Written instruction
In the listing below, identify each line with the word "中就知道是java代码" and return those lines.

=-=-=-=-=

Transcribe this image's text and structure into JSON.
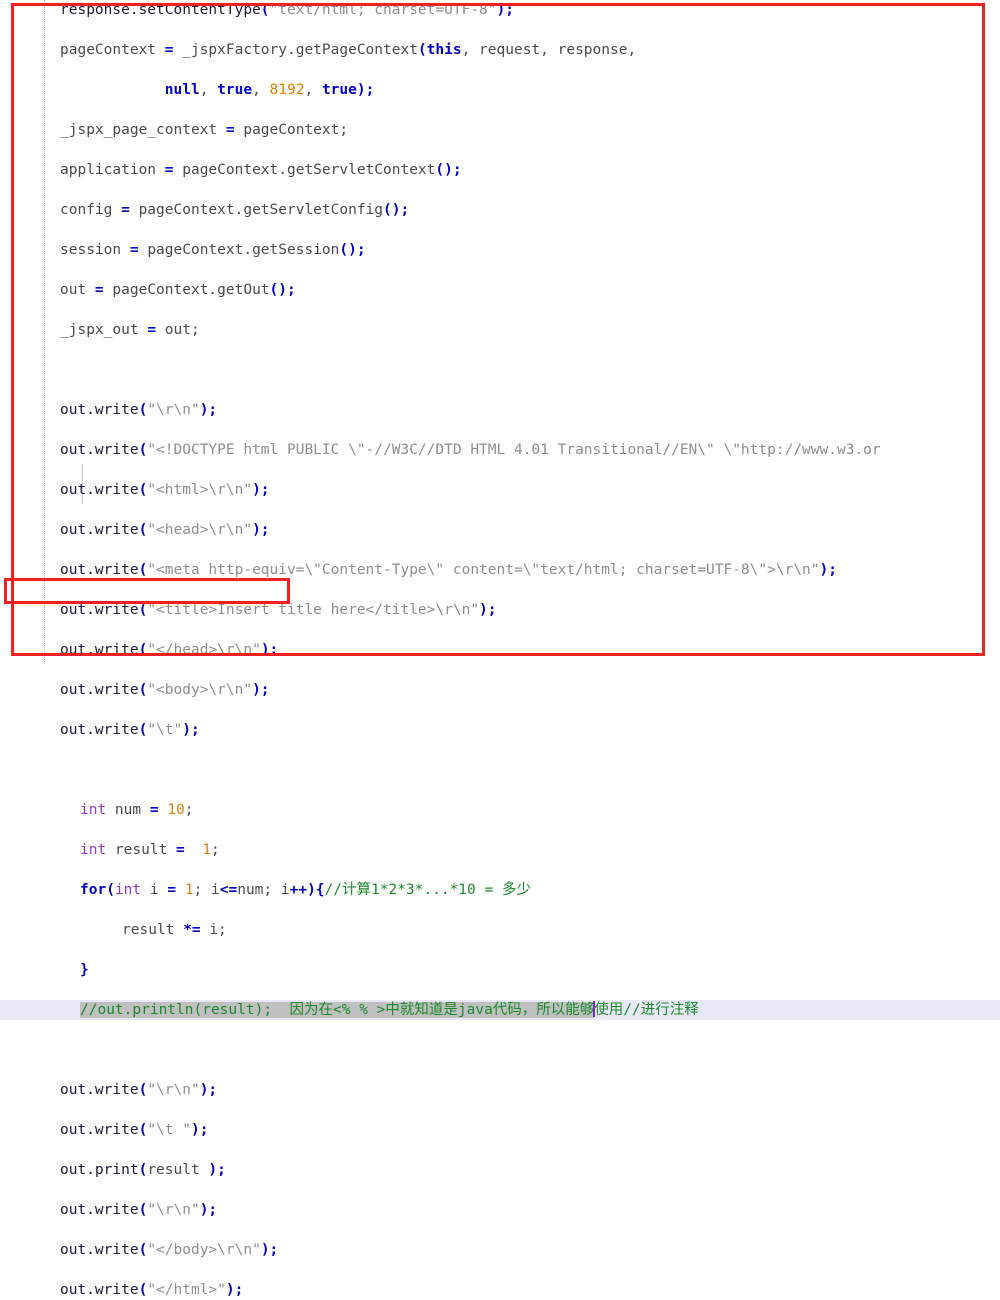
{
  "editor": {
    "kind": "java-source-editor",
    "language": "Java (generated JSP servlet)",
    "font_size_px": 14.5,
    "line_height_px": 20,
    "background": "#ffffff",
    "current_line_highlight": "#e8e8f8",
    "selection_highlight": "#c0c0c0",
    "caret_color": "#7a28c8"
  },
  "colors": {
    "annotation_red": "#f22020",
    "keyword": "#0000d0",
    "type": "#9b30d0",
    "number": "#e08000",
    "string": "#8e8e8e",
    "comment": "#1a8a2a",
    "punctuation": "#0000c0",
    "plain_text": "#4a4a4a"
  },
  "annotations": [
    {
      "name": "outer-highlight-box",
      "shape": "rectangle",
      "color": "#f22020",
      "covers": "entire visible code block"
    },
    {
      "name": "inner-highlight-box",
      "shape": "rectangle",
      "color": "#f22020",
      "covers": "out.print(result );"
    }
  ],
  "lines": [
    {
      "n": 1,
      "indent": 0,
      "text": "response.setContentType(\"text/html; charset=UTF-8\");"
    },
    {
      "n": 2,
      "indent": 0,
      "text": "pageContext = _jspxFactory.getPageContext(this, request, response,"
    },
    {
      "n": 3,
      "indent": 0,
      "text": "            null, true, 8192, true);"
    },
    {
      "n": 4,
      "indent": 0,
      "text": "_jspx_page_context = pageContext;"
    },
    {
      "n": 5,
      "indent": 0,
      "text": "application = pageContext.getServletContext();"
    },
    {
      "n": 6,
      "indent": 0,
      "text": "config = pageContext.getServletConfig();"
    },
    {
      "n": 7,
      "indent": 0,
      "text": "session = pageContext.getSession();"
    },
    {
      "n": 8,
      "indent": 0,
      "text": "out = pageContext.getOut();"
    },
    {
      "n": 9,
      "indent": 0,
      "text": "_jspx_out = out;"
    },
    {
      "n": 10,
      "indent": 0,
      "text": ""
    },
    {
      "n": 11,
      "indent": 0,
      "text": "out.write(\"\\r\\n\");"
    },
    {
      "n": 12,
      "indent": 0,
      "text": "out.write(\"<!DOCTYPE html PUBLIC \\\"-//W3C//DTD HTML 4.01 Transitional//EN\\\" \\\"http://www.w3.or"
    },
    {
      "n": 13,
      "indent": 0,
      "text": "out.write(\"<html>\\r\\n\");"
    },
    {
      "n": 14,
      "indent": 0,
      "text": "out.write(\"<head>\\r\\n\");"
    },
    {
      "n": 15,
      "indent": 0,
      "text": "out.write(\"<meta http-equiv=\\\"Content-Type\\\" content=\\\"text/html; charset=UTF-8\\\">\\r\\n\");"
    },
    {
      "n": 16,
      "indent": 0,
      "text": "out.write(\"<title>Insert title here</title>\\r\\n\");"
    },
    {
      "n": 17,
      "indent": 0,
      "text": "out.write(\"</head>\\r\\n\");"
    },
    {
      "n": 18,
      "indent": 0,
      "text": "out.write(\"<body>\\r\\n\");"
    },
    {
      "n": 19,
      "indent": 0,
      "text": "out.write(\"\\t\");"
    },
    {
      "n": 20,
      "indent": 0,
      "text": ""
    },
    {
      "n": 21,
      "indent": 1,
      "text": "  int num = 10;"
    },
    {
      "n": 22,
      "indent": 1,
      "text": "  int result =  1;"
    },
    {
      "n": 23,
      "indent": 1,
      "text": "  for(int i = 1; i<=num; i++){//计算1*2*3*...*10 = 多少"
    },
    {
      "n": 24,
      "indent": 2,
      "text": "      result *= i;"
    },
    {
      "n": 25,
      "indent": 1,
      "text": "  }"
    },
    {
      "n": 26,
      "indent": 1,
      "text": "  //out.println(result);  因为在<% % >中就知道是java代码，所以能够使用//进行注释"
    },
    {
      "n": 27,
      "indent": 0,
      "text": ""
    },
    {
      "n": 28,
      "indent": 0,
      "text": "out.write(\"\\r\\n\");"
    },
    {
      "n": 29,
      "indent": 0,
      "text": "out.write(\"\\t \");"
    },
    {
      "n": 30,
      "indent": 0,
      "text": "out.print(result );"
    },
    {
      "n": 31,
      "indent": 0,
      "text": "out.write(\"\\r\\n\");"
    },
    {
      "n": 32,
      "indent": 0,
      "text": "out.write(\"</body>\\r\\n\");"
    },
    {
      "n": 33,
      "indent": 0,
      "text": "out.write(\"</html>\");"
    }
  ],
  "tokens": {
    "l1": {
      "a": "response.setContentType",
      "b": "(",
      "c": "\"text/html; charset=UTF-8\"",
      "d": ");"
    },
    "l2": {
      "a": "pageContext ",
      "b": "= ",
      "c": "_jspxFactory.getPageContext",
      "d": "(",
      "e": "this",
      "f": ", request, response,"
    },
    "l3": {
      "pad": "            ",
      "a": "null",
      "b": ", ",
      "c": "true",
      "d": ", ",
      "e": "8192",
      "f": ", ",
      "g": "true",
      "h": ");"
    },
    "l4": {
      "a": "_jspx_page_context ",
      "b": "= ",
      "c": "pageContext;"
    },
    "l5": {
      "a": "application ",
      "b": "= ",
      "c": "pageContext.getServletContext",
      "d": "();"
    },
    "l6": {
      "a": "config ",
      "b": "= ",
      "c": "pageContext.getServletConfig",
      "d": "();"
    },
    "l7": {
      "a": "session ",
      "b": "= ",
      "c": "pageContext.getSession",
      "d": "();"
    },
    "l8": {
      "a": "out ",
      "b": "= ",
      "c": "pageContext.getOut",
      "d": "();"
    },
    "l9": {
      "a": "_jspx_out ",
      "b": "= ",
      "c": "out;"
    },
    "write_call": "out.write",
    "open": "(",
    "close": ");",
    "s11": "\"\\r\\n\"",
    "s12": "\"<!DOCTYPE html PUBLIC \\\"-//W3C//DTD HTML 4.01 Transitional//EN\\\" \\\"http://www.w3.or",
    "s13": "\"<html>\\r\\n\"",
    "s14": "\"<head>\\r\\n\"",
    "s15": "\"<meta http-equiv=\\\"Content-Type\\\" content=\\\"text/html; charset=UTF-8\\\">\\r\\n\"",
    "s16": "\"<title>Insert title here</title>\\r\\n\"",
    "s17": "\"</head>\\r\\n\"",
    "s18": "\"<body>\\r\\n\"",
    "s19": "\"\\t\"",
    "s28": "\"\\r\\n\"",
    "s29": "\"\\t \"",
    "s31": "\"\\r\\n\"",
    "s32": "\"</body>\\r\\n\"",
    "s33": "\"</html>\"",
    "l21": {
      "kw": "int",
      "name": " num ",
      "op": "= ",
      "num": "10",
      "end": ";"
    },
    "l22": {
      "kw": "int",
      "name": " result ",
      "op": "= ",
      "num": " 1",
      "end": ";"
    },
    "l23": {
      "kw": "for",
      "p1": "(",
      "type": "int",
      "mid": " i ",
      "op": "= ",
      "num": "1",
      "s1": "; i",
      "op2": "<=",
      "s2": "num; i",
      "op3": "++",
      "p2": ")",
      "brace": "{",
      "comment": "//计算1*2*3*...*10 = 多少"
    },
    "l24": {
      "a": "result ",
      "op": "*= ",
      "b": "i;"
    },
    "l25": {
      "brace": "}"
    },
    "l26": {
      "selected": "//out.println(result);  因为在<% % >中就知道是java代码，所以能够",
      "rest": "使用//进行注释"
    },
    "l30": {
      "a": "out.print",
      "b": "(",
      "c": "result ",
      "d": ");"
    }
  }
}
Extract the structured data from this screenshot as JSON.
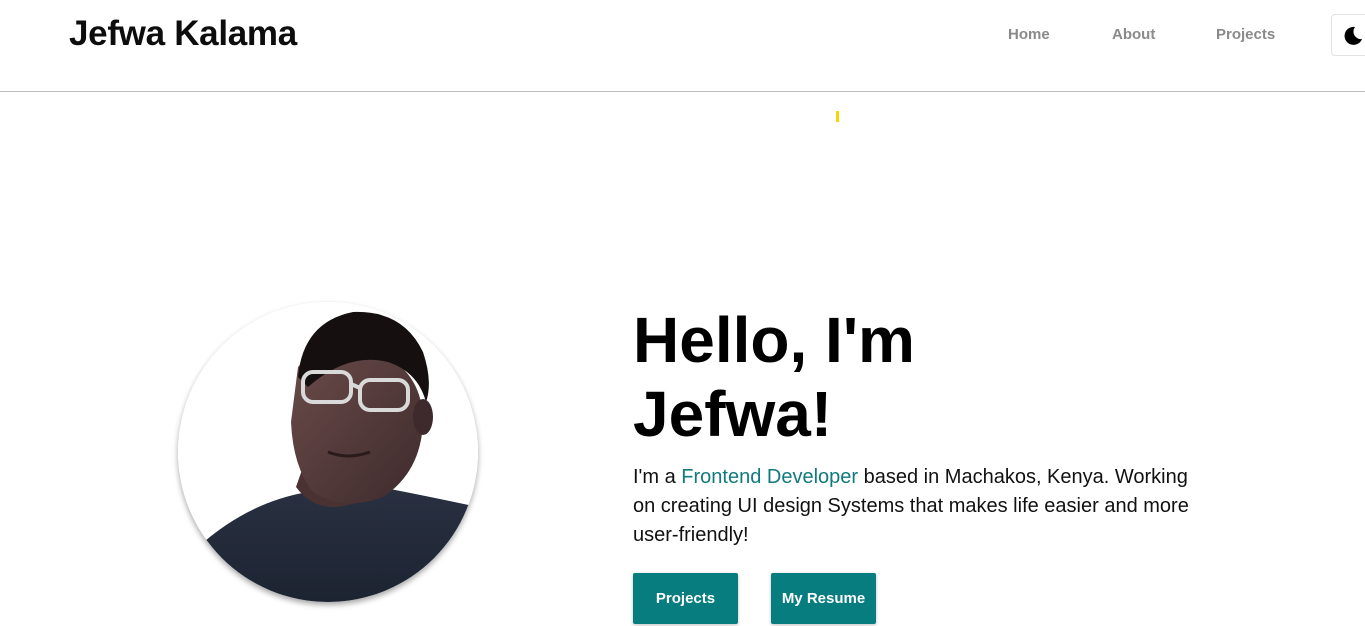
{
  "header": {
    "brand": "Jefwa Kalama",
    "nav": [
      {
        "label": "Home"
      },
      {
        "label": "About"
      },
      {
        "label": "Projects"
      }
    ],
    "theme_toggle_icon": "moon-icon"
  },
  "hero": {
    "title_line1": "Hello, I'm",
    "title_line2": "Jefwa!",
    "desc_prefix": "I'm a ",
    "desc_role": "Frontend Developer",
    "desc_suffix": " based in Machakos, Kenya. Working on creating UI design Systems that makes life easier and more user-friendly!",
    "buttons": {
      "projects": "Projects",
      "resume": "My Resume"
    }
  },
  "colors": {
    "accent": "#087d80",
    "role_text": "#117a7e",
    "nav_text": "#8a8a8a",
    "highlight": "#f4d60a"
  }
}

=-=-=-=-=

Result for this exercise
      "text": "  //out.println(result);  因为在<% % >中就知道是java代码，所以能够使用//进行注释"
      "selected": "//out.println(result);  因为在<% % >中就知道是java代码，所以能够",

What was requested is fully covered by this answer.